Records from a collection
━━━━━━━━━━

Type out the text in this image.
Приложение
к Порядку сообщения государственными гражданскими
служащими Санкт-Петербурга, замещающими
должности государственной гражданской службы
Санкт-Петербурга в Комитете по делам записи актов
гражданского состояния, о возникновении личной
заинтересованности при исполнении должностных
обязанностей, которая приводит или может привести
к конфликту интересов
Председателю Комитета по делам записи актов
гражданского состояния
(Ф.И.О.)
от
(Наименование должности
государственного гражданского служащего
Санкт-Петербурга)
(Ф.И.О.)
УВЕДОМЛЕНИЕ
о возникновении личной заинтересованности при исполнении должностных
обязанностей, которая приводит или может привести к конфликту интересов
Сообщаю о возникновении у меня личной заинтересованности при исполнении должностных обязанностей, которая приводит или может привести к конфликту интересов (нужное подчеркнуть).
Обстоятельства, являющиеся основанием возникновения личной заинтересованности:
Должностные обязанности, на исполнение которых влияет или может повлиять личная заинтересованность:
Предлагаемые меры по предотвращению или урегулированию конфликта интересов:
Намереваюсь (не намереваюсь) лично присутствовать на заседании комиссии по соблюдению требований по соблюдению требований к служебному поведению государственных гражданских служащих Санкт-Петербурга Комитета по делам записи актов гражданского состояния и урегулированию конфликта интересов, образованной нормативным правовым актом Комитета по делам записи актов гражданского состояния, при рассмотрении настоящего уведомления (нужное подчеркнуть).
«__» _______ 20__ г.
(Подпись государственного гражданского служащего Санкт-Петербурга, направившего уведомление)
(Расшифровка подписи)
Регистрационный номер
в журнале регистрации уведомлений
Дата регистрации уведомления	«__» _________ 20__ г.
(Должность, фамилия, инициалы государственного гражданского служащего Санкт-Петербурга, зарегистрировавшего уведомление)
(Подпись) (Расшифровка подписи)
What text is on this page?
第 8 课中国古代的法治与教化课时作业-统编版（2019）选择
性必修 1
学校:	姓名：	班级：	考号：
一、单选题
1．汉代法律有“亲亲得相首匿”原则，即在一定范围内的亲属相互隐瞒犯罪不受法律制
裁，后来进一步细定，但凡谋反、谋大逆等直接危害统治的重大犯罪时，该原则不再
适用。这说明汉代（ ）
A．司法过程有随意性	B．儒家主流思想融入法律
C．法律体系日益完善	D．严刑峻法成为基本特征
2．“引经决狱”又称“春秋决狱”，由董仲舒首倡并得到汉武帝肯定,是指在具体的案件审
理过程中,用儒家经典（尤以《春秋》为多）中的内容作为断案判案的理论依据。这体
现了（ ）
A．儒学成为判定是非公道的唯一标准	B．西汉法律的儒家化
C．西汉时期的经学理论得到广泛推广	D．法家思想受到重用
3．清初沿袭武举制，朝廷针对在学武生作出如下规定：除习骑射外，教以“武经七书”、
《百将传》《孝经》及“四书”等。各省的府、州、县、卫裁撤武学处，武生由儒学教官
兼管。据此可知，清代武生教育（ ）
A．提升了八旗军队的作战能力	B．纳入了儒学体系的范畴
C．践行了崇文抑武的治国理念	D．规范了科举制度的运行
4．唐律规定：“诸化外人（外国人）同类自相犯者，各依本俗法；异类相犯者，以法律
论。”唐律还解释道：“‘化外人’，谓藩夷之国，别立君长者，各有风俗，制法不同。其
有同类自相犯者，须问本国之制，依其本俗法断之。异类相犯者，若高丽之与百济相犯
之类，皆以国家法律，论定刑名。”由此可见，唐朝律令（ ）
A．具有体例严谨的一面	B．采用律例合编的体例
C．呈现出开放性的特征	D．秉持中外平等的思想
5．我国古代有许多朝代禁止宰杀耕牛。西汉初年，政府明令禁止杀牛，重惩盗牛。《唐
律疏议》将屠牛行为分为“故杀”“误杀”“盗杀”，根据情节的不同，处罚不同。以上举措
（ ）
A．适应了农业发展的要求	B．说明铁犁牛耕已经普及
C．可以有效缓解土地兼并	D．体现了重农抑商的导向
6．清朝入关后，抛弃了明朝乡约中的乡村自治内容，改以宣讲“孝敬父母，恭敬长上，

━━━━━━━━━━

The exercise
Extract all of the data above without altering anything.

Reply
Type out the text in this image.
Приложение
к Порядку сообщения государственными гражданскими
служащими Санкт-Петербурга, замещающими
должности государственной гражданской службы
Санкт-Петербурга в Комитете по делам записи актов
гражданского состояния, о возникновении личной
заинтересованности при исполнении должностных
обязанностей, которая приводит или может привести
к конфликту интересов
Председателю Комитета по делам записи актов
гражданского состояния
(Ф.И.О.)
от
(Наименование должности
государственного гражданского служащего
Санкт-Петербурга)
(Ф.И.О.)
УВЕДОМЛЕНИЕ
о возникновении личной заинтересованности при исполнении должностных
обязанностей, которая приводит или может привести к конфликту интересов
Сообщаю о возникновении у меня личной заинтересованности при исполнении должностных обязанностей, которая приводит или может привести к конфликту интересов (нужное подчеркнуть).
Обстоятельства, являющиеся основанием возникновения личной заинтересованности:
Должностные обязанности, на исполнение которых влияет или может повлиять личная заинтересованность:
Предлагаемые меры по предотвращению или урегулированию конфликта интересов:
Намереваюсь (не намереваюсь) лично присутствовать на заседании комиссии по соблюдению требований по соблюдению требований к служебному поведению государственных гражданских служащих Санкт-Петербурга Комитета по делам записи актов гражданского состояния и урегулированию конфликта интересов, образованной нормативным правовым актом Комитета по делам записи актов гражданского состояния, при рассмотрении настоящего уведомления (нужное подчеркнуть).
«__» _______ 20__ г.
(Подпись государственного гражданского служащего Санкт-Петербурга, направившего уведомление)
(Расшифровка подписи)
Регистрационный номер
в журнале регистрации уведомлений
Дата регистрации уведомления	«__» _________ 20__ г.
(Должность, фамилия, инициалы государственного гражданского служащего Санкт-Петербурга, зарегистрировавшего уведомление)
(Подпись) (Расшифровка подписи)
What text is on this page?
第 8 课中国古代的法治与教化课时作业-统编版（2019）选择
性必修 1
学校:	姓名：	班级：	考号：
一、单选题
1．汉代法律有“亲亲得相首匿”原则，即在一定范围内的亲属相互隐瞒犯罪不受法律制
裁，后来进一步细定，但凡谋反、谋大逆等直接危害统治的重大犯罪时，该原则不再
适用。这说明汉代（ ）
A．司法过程有随意性	B．儒家主流思想融入法律
C．法律体系日益完善	D．严刑峻法成为基本特征
2．“引经决狱”又称“春秋决狱”，由董仲舒首倡并得到汉武帝肯定,是指在具体的案件审
理过程中,用儒家经典（尤以《春秋》为多）中的内容作为断案判案的理论依据。这体
现了（ ）
A．儒学成为判定是非公道的唯一标准	B．西汉法律的儒家化
C．西汉时期的经学理论得到广泛推广	D．法家思想受到重用
3．清初沿袭武举制，朝廷针对在学武生作出如下规定：除习骑射外，教以“武经七书”、
《百将传》《孝经》及“四书”等。各省的府、州、县、卫裁撤武学处，武生由儒学教官
兼管。据此可知，清代武生教育（ ）
A．提升了八旗军队的作战能力	B．纳入了儒学体系的范畴
C．践行了崇文抑武的治国理念	D．规范了科举制度的运行
4．唐律规定：“诸化外人（外国人）同类自相犯者，各依本俗法；异类相犯者，以法律
论。”唐律还解释道：“‘化外人’，谓藩夷之国，别立君长者，各有风俗，制法不同。其
有同类自相犯者，须问本国之制，依其本俗法断之。异类相犯者，若高丽之与百济相犯
之类，皆以国家法律，论定刑名。”由此可见，唐朝律令（ ）
A．具有体例严谨的一面	B．采用律例合编的体例
C．呈现出开放性的特征	D．秉持中外平等的思想
5．我国古代有许多朝代禁止宰杀耕牛。西汉初年，政府明令禁止杀牛，重惩盗牛。《唐
律疏议》将屠牛行为分为“故杀”“误杀”“盗杀”，根据情节的不同，处罚不同。以上举措
（ ）
A．适应了农业发展的要求	B．说明铁犁牛耕已经普及
C．可以有效缓解土地兼并	D．体现了重农抑商的导向
6．清朝入关后，抛弃了明朝乡约中的乡村自治内容，改以宣讲“孝敬父母，恭敬长上，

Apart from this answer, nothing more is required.